# Text shown
================================

From a0f642725285018c6d1643e5c63b8c321c900116 Mon Sep 17 00:00:00 2001
From: Geoffrey Yu <geoffxy@mit.edu>
Date: Tue, 28 Nov 2023 15:41:46 -0500
Subject: [PATCH] Modify prediction injection to support multiple datasets
 (#387)

* Modify prediction injection to support multiple datasets

* Add support for data accessed predictions
---
 config/temp_config_sample.yml                 |   8 +-
 src/brad/config/temp_config.py                |  11 +-
 src/brad/daemon/daemon.py                     |  20 +--
 .../scoring/data_access/precomputed_values.py | 115 ++++++++++++-----
 .../performance/precomputed_predictions.py    | 121 +++++++++++++-----
 src/brad/planner/workload/workload.py         |   9 +-
 6 files changed, 204 insertions(+), 80 deletions(-)

diff --git a/config/temp_config_sample.yml b/config/temp_config_sample.yml
index 4dab3636..0905b31d 100644
--- a/config/temp_config_sample.yml
+++ b/config/temp_config_sample.yml
@@ -14,11 +14,17 @@ comparator:
   penalty_threshold: 0.8  # Only used by the `benefit_perf_ceiling` comparator
 
 # Use this instead of the individual paths below.
-std_dataset_path: workloads/IMDB_20GB/regular_test/
+std_datasets:
+  - name: regular
+    path: workloads/IMDB_100GB/regular_test/
+  - name: adhoc
+    path: workloads/IMDB_100GB/adhoc_test/
 
 # The configurations below are deprecated. Do not use them in new experiment
 # code (they don't need to be included either).

================================

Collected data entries
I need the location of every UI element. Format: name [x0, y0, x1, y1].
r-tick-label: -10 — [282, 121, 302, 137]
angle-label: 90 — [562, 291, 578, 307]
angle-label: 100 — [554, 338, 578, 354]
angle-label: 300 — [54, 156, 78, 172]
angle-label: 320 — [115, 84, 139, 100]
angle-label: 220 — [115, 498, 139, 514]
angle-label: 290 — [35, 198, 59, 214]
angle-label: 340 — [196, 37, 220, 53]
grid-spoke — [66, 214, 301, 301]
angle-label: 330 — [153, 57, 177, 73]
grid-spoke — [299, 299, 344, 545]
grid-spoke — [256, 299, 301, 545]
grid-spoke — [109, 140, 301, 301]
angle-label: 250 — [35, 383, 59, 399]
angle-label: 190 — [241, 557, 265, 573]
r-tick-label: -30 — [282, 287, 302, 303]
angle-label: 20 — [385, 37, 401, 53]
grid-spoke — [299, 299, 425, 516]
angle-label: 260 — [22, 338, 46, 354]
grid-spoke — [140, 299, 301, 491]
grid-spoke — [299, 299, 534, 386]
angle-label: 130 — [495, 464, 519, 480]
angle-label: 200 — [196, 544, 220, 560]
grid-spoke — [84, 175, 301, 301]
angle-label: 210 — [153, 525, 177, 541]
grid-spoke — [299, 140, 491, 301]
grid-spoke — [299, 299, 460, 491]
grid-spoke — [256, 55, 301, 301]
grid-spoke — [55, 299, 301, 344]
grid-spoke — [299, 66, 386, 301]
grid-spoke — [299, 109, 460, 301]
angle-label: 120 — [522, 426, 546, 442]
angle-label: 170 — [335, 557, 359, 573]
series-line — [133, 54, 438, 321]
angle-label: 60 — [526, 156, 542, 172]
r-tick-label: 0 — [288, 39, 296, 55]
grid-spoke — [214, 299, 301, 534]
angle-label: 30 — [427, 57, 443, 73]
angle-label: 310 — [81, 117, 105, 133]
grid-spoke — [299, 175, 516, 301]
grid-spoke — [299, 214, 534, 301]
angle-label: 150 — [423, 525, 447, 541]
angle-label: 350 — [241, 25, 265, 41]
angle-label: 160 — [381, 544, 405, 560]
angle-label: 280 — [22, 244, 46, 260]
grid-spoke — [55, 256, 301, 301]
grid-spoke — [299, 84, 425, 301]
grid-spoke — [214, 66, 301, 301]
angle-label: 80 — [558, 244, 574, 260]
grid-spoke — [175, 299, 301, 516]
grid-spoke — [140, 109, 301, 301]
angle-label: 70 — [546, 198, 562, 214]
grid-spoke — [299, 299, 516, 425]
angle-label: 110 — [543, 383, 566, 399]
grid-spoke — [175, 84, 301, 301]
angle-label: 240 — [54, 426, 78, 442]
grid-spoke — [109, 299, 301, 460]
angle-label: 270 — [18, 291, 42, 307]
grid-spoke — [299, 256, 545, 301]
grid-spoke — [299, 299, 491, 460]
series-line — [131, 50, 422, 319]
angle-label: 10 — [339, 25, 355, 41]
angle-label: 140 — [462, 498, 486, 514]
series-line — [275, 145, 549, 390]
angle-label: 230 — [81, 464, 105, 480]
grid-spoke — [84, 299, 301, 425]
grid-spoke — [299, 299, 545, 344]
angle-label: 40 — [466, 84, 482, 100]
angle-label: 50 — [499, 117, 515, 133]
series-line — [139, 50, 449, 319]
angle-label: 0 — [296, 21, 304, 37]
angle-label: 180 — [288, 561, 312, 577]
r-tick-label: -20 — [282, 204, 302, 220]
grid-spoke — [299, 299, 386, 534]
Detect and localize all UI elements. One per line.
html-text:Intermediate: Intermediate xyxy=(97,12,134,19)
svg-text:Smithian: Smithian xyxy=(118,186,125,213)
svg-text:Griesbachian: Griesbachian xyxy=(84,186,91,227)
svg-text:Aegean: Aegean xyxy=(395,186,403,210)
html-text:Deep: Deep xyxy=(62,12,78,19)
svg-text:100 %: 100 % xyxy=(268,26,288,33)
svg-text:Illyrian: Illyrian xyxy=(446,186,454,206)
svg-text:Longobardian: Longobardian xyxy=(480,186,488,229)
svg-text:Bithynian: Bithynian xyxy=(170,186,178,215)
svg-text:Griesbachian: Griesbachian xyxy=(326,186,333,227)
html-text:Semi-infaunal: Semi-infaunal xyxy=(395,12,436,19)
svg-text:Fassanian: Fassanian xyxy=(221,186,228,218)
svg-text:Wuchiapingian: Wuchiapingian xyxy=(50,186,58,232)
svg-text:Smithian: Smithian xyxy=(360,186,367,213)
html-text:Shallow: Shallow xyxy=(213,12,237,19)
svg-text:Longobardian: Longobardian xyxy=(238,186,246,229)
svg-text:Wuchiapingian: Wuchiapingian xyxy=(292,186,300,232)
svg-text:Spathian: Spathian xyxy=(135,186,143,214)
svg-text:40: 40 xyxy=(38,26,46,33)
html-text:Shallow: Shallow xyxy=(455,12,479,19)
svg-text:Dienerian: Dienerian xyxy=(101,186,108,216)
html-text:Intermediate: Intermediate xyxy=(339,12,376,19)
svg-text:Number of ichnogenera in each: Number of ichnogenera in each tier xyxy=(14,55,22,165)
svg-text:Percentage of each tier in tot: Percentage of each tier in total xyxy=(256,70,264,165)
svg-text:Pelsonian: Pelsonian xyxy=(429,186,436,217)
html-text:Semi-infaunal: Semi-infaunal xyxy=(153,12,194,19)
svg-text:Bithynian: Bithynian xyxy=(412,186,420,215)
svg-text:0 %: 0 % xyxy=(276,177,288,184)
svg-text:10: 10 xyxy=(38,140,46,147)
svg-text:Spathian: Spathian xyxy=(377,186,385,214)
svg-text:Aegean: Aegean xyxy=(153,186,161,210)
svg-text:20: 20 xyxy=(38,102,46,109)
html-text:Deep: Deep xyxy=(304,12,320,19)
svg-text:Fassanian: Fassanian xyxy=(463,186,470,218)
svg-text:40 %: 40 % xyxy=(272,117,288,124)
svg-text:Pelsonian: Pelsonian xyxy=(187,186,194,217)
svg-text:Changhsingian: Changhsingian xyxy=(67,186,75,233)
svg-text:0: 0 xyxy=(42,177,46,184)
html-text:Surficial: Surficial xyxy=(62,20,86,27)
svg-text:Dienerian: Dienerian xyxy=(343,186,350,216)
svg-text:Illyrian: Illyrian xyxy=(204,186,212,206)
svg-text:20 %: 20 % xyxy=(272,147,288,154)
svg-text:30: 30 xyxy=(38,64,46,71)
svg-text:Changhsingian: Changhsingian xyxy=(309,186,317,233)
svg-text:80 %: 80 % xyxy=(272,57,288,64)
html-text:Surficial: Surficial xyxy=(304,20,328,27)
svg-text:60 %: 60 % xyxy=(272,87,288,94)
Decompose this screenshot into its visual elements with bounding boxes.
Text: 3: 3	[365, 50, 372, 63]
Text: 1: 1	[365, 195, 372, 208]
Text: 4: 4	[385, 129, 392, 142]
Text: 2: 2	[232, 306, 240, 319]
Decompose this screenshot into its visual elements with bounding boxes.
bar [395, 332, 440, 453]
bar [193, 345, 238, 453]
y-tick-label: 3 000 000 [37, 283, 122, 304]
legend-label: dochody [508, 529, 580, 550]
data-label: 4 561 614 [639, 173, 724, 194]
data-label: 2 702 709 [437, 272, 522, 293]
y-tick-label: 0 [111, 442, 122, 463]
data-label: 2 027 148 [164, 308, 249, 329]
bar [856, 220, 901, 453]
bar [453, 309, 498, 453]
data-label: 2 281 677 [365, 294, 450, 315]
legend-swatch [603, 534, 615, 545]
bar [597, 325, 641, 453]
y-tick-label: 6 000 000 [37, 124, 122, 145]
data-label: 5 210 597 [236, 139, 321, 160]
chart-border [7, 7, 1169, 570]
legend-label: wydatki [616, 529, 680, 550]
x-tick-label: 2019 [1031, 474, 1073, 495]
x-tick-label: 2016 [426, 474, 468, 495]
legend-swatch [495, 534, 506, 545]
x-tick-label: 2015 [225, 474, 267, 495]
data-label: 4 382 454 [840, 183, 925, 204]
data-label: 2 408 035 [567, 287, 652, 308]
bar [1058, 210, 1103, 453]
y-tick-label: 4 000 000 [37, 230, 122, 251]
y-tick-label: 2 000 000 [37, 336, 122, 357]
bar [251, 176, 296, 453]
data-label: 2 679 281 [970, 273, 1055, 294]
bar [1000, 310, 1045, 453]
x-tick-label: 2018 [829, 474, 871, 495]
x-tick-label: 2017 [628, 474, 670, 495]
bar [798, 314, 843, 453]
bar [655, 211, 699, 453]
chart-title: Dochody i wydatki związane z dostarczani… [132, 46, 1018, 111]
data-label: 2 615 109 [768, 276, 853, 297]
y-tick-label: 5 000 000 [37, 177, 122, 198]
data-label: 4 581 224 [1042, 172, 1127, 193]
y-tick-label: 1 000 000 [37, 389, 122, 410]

================================

# Task set
**a)** From the patch, copy the passage that begins at the words "-std_dataset_path: workloads/IMDB_20GB/regular_test/" and stops after the words "be included either).".
**b)** Render the sentence "Use this instead of the individual paths below." from the patch into Spanish.
The records above are separate material and stand apart from the patch.

# Final answers
**a)**
-std_dataset_path: workloads/IMDB_20GB/regular_test/
+std_datasets:
+  - name: regular
+    path: workloads/IMDB_100GB/regular_test/
+  - name: adhoc
+    path: workloads/IMDB_100GB/adhoc_test/
 
 # The configurations below are deprecated. Do not use them in new experiment
 # code (they don't need to be included either).

**b)** Use esto en lugar de las rutas individuales que aparecen a continuación.